その後、シングル、タッグとメインの扱いでレスラーとして活躍していきますが、デビューからの3年はややくすぶり出してきてしまったときもあり・・・スランプという感じになってしまっていた時期があったようです。しかしアメリカへ三度修行に旅立ち、帰国後した81年・・・本人も最大の転機だったと語る運命の試合が同年7月30日、帰国した天龍に待っていました。

このとき日本では馬場さん、鶴田が保持していたインターナショナル・タッグの選手権の挑戦者がビル・ロビンソン、ディック・スレーターとなっていたのですが、交通事故の後遺症が改善されなかったスレーターが来日不能となってしまったのです。ここでスレーターの代打として天龍に白羽の矢が・・・こうしてビル・ロビンソンのタッグパートナーに大抜擢を受けインターナショナル・タッグへ挑戦となりました。

インタータッグに挑戦したロビンソンと天龍

実はこの試合のおよそ1年半前の1月、ロビンソンと天龍はシングルで対決しています。このときロビンソンのテクニックに翻弄されフォール負けを屈した天龍は、リスペクトと共に打倒ロビンソンというのが心にあったようでした。そのロビンソンとのタッグ、まさに運命だったのかもしれません。

試合の方は馬場さん、鶴田を相手にした天龍が猛ファイトを展開。日本人同士、そして先輩、師匠を相手にも一歩も引かない戦いを繰り広げました。

*目的*. 天龍のインターナショナル・タッグ挑戦を語る本文を、最後の文の後から書き継いでください。 一覧はこの作業にはまったく関わりません。

*提供情報*.

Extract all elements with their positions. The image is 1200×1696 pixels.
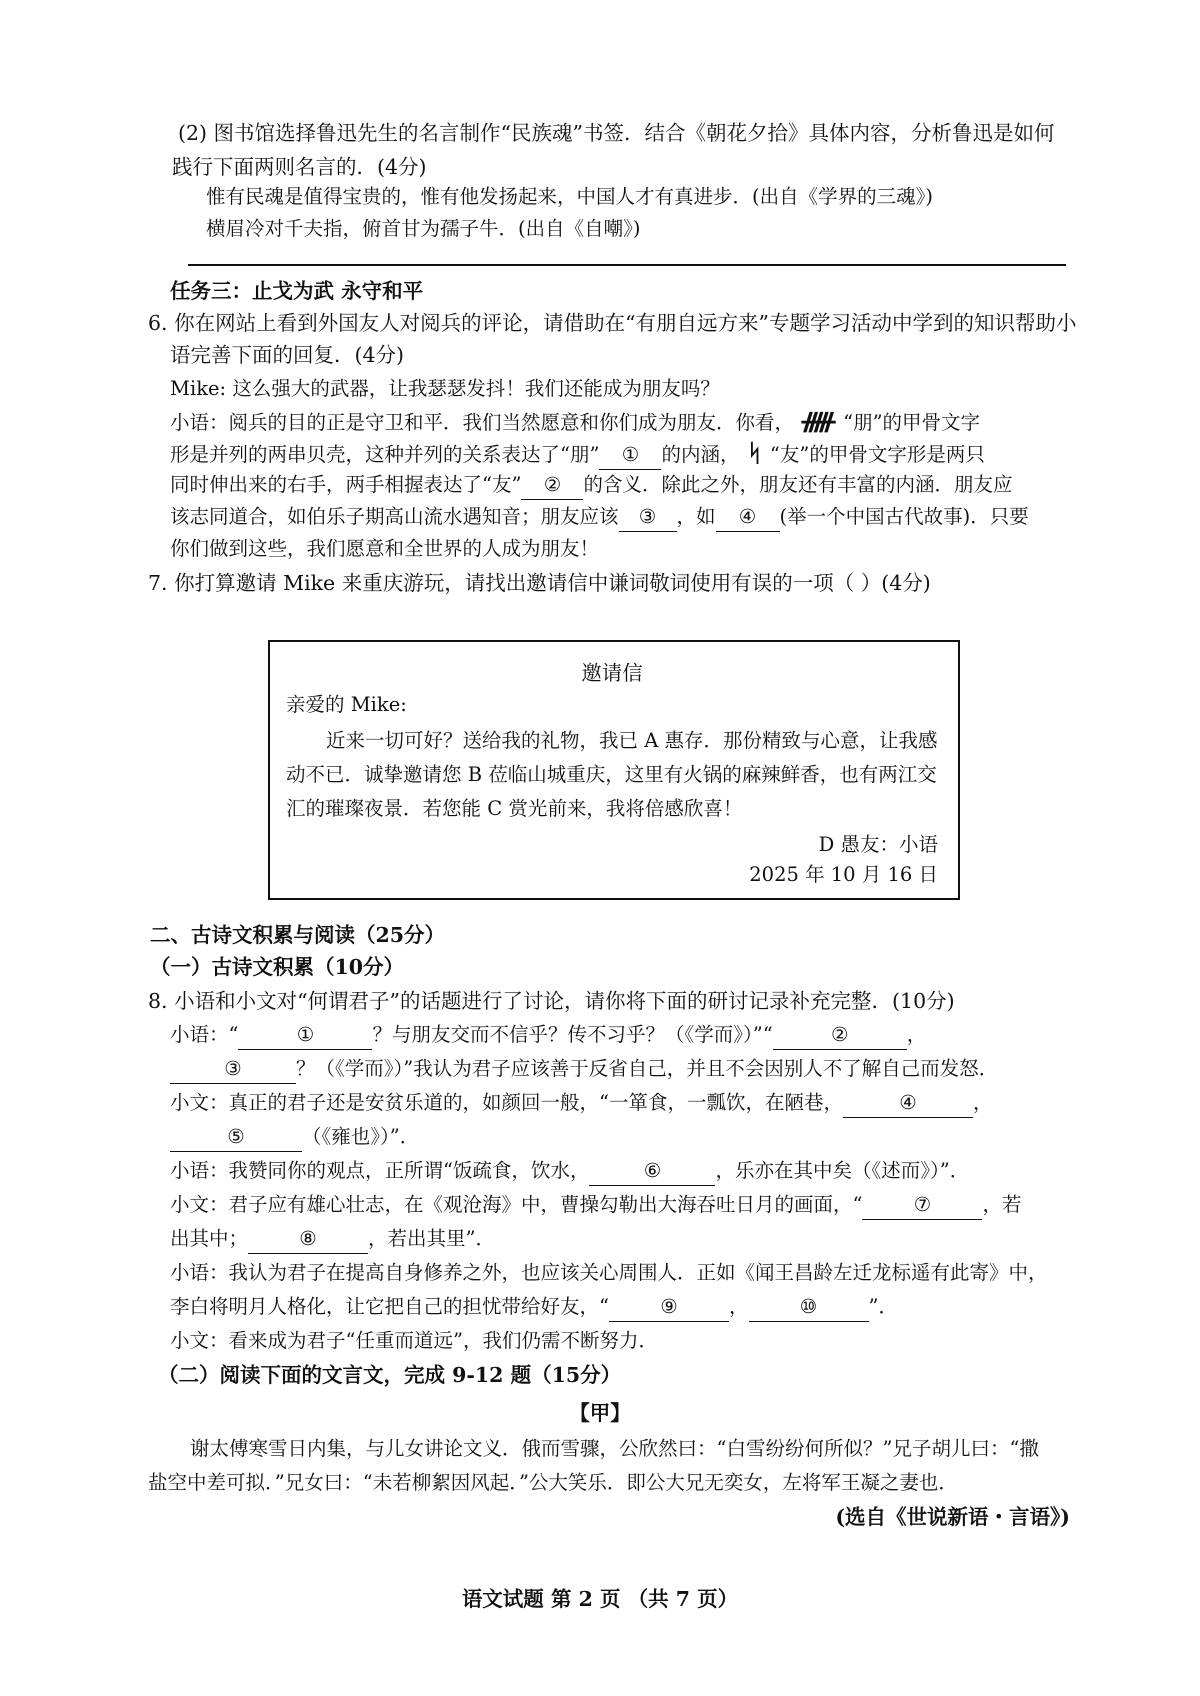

*作業結果*.
くすぶっていた何かが弾けたような好ファイトを見せた天龍

頭角を現した天龍に同年NWAの世界タイトルへの挑戦も決まり、ますます勢いに乗りますが、ここにもうひとつ、天龍の運命が動き出す顔合わせが実現します。この年の7月、国際プロレスの団体としての活動が停止してしまった為、新たな戦いの場を求め全日本へやってきた阿修羅・原との初対決でした。

今見ると身震いしてしまうような構図だ・・・

10月2日、天龍のリック・フレアーへの挑戦のわずか4日前に、まさに待った!!をかけた勢いで立ちはだかった原。天龍は他団体からケンカを売ったような形のこの対戦に闘志むき出しで応戦し、負ければNWA世界タイトルへの挑戦はしないとまで申し出たそうです。

試合はリングアウトで天龍が勝利しましたが、今に思えばもはや結果ではなかったんですねぇ・・・この初遭遇が天龍の長いプロレス・ロードにおける「運命の出会い」だったんですね。

こうして思わぬ運命の出会いを経た天龍10月6日、晴れてNWA王座へ挑戦します。

NWA初挑戦となったフレアー戦

結果は2-1で敗れてしまいましたが、原との戦いがあったかなかったか?ではこのNWA戦の中身も変わっていたんじゃないかなと・・・原と戦うことによって一皮むけた感が、この試合にはあったと思いますね。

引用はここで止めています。